▶ Source data:
☆ ☆ ☆ ☆ ☆ ☆ ☆
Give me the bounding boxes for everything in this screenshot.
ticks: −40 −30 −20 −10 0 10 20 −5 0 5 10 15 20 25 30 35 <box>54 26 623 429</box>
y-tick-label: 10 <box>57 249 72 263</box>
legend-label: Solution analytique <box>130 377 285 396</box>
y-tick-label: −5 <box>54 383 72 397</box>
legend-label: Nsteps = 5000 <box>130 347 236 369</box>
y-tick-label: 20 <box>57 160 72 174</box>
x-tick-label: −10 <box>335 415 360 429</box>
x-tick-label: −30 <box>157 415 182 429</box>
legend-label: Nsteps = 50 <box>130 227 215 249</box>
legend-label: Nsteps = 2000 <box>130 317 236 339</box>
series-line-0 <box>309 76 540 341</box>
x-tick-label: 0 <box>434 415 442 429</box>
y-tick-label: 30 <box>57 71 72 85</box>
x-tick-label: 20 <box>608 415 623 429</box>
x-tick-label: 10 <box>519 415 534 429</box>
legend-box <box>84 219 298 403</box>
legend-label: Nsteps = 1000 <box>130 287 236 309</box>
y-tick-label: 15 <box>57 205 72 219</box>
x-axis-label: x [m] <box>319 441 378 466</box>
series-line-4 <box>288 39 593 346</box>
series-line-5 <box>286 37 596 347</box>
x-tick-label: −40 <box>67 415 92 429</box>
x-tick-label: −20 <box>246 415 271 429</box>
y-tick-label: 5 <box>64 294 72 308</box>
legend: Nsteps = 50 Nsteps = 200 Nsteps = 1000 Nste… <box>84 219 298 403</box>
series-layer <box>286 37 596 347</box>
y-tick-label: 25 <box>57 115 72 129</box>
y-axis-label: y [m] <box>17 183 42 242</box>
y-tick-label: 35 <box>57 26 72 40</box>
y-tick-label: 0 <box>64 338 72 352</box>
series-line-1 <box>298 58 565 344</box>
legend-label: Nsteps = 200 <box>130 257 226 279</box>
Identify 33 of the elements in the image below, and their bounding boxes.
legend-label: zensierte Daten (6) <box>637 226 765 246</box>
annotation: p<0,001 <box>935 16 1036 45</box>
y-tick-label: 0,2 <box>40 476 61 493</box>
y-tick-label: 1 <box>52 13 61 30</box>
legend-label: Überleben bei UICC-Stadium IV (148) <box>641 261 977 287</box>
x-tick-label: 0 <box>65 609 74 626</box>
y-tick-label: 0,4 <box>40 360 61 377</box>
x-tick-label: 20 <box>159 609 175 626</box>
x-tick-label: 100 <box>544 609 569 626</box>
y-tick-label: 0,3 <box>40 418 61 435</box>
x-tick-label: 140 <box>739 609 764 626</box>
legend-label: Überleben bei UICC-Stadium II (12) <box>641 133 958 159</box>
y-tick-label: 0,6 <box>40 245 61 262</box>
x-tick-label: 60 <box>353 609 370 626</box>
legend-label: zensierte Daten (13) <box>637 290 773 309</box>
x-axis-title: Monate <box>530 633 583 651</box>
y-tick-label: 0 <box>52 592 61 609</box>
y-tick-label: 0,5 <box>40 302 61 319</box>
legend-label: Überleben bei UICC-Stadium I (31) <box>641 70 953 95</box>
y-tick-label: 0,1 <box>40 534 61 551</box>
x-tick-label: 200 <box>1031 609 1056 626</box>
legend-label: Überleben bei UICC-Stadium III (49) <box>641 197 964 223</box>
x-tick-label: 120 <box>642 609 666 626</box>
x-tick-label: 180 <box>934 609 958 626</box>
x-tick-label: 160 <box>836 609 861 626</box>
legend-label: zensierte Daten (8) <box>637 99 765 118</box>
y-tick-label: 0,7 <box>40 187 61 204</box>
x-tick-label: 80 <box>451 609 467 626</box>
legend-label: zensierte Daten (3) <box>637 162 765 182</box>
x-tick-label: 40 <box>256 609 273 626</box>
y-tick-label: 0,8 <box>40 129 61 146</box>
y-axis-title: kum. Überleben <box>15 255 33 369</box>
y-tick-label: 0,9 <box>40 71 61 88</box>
☆ ☆ ☆ ☆ ☆ ☆ ☆
▶ Problem statement:
Can you write out the records above again with every "legend-label" replaced by "legend-entry", keeping everything else the same?

▶ Exercise result:
Give me the bounding boxes for everything in this screenshot.
ticks: −40 −30 −20 −10 0 10 20 −5 0 5 10 15 20 25 30 35 <box>54 26 623 429</box>
y-tick-label: 10 <box>57 249 72 263</box>
legend-entry: Solution analytique <box>130 377 285 396</box>
y-tick-label: −5 <box>54 383 72 397</box>
legend-entry: Nsteps = 5000 <box>130 347 236 369</box>
y-tick-label: 20 <box>57 160 72 174</box>
x-tick-label: −10 <box>335 415 360 429</box>
x-tick-label: −30 <box>157 415 182 429</box>
legend-entry: Nsteps = 50 <box>130 227 215 249</box>
legend-entry: Nsteps = 2000 <box>130 317 236 339</box>
series-line-0 <box>309 76 540 341</box>
x-tick-label: 0 <box>434 415 442 429</box>
y-tick-label: 30 <box>57 71 72 85</box>
x-tick-label: 20 <box>608 415 623 429</box>
x-tick-label: 10 <box>519 415 534 429</box>
legend-box <box>84 219 298 403</box>
legend-entry: Nsteps = 1000 <box>130 287 236 309</box>
y-tick-label: 15 <box>57 205 72 219</box>
x-axis-label: x [m] <box>319 441 378 466</box>
series-line-4 <box>288 39 593 346</box>
series-line-5 <box>286 37 596 347</box>
x-tick-label: −40 <box>67 415 92 429</box>
x-tick-label: −20 <box>246 415 271 429</box>
y-tick-label: 5 <box>64 294 72 308</box>
legend: Nsteps = 50 Nsteps = 200 Nsteps = 1000 Nste… <box>84 219 298 403</box>
series-layer <box>286 37 596 347</box>
y-tick-label: 25 <box>57 115 72 129</box>
y-axis-label: y [m] <box>17 183 42 242</box>
y-tick-label: 35 <box>57 26 72 40</box>
y-tick-label: 0 <box>64 338 72 352</box>
series-line-1 <box>298 58 565 344</box>
legend-entry: Nsteps = 200 <box>130 257 226 279</box>
Identify 33 of the elements in the image below, and their bounding boxes.
legend-entry: zensierte Daten (6) <box>637 226 765 246</box>
annotation: p<0,001 <box>935 16 1036 45</box>
y-tick-label: 0,2 <box>40 476 61 493</box>
y-tick-label: 1 <box>52 13 61 30</box>
legend-entry: Überleben bei UICC-Stadium IV (148) <box>641 261 977 287</box>
x-tick-label: 0 <box>65 609 74 626</box>
y-tick-label: 0,4 <box>40 360 61 377</box>
x-tick-label: 20 <box>159 609 175 626</box>
x-tick-label: 100 <box>544 609 569 626</box>
y-tick-label: 0,3 <box>40 418 61 435</box>
x-tick-label: 140 <box>739 609 764 626</box>
legend-entry: Überleben bei UICC-Stadium II (12) <box>641 133 958 159</box>
y-tick-label: 0,6 <box>40 245 61 262</box>
x-tick-label: 60 <box>353 609 370 626</box>
legend-entry: zensierte Daten (13) <box>637 290 773 309</box>
x-axis-title: Monate <box>530 633 583 651</box>
y-tick-label: 0 <box>52 592 61 609</box>
y-tick-label: 0,5 <box>40 302 61 319</box>
legend-entry: Überleben bei UICC-Stadium I (31) <box>641 70 953 95</box>
y-tick-label: 0,1 <box>40 534 61 551</box>
x-tick-label: 200 <box>1031 609 1056 626</box>
legend-entry: Überleben bei UICC-Stadium III (49) <box>641 197 964 223</box>
x-tick-label: 120 <box>642 609 666 626</box>
x-tick-label: 180 <box>934 609 958 626</box>
x-tick-label: 160 <box>836 609 861 626</box>
legend-entry: zensierte Daten (8) <box>637 99 765 118</box>
y-tick-label: 0,7 <box>40 187 61 204</box>
x-tick-label: 80 <box>451 609 467 626</box>
legend-entry: zensierte Daten (3) <box>637 162 765 182</box>
x-tick-label: 40 <box>256 609 273 626</box>
y-tick-label: 0,8 <box>40 129 61 146</box>
y-axis-title: kum. Überleben <box>15 255 33 369</box>
y-tick-label: 0,9 <box>40 71 61 88</box>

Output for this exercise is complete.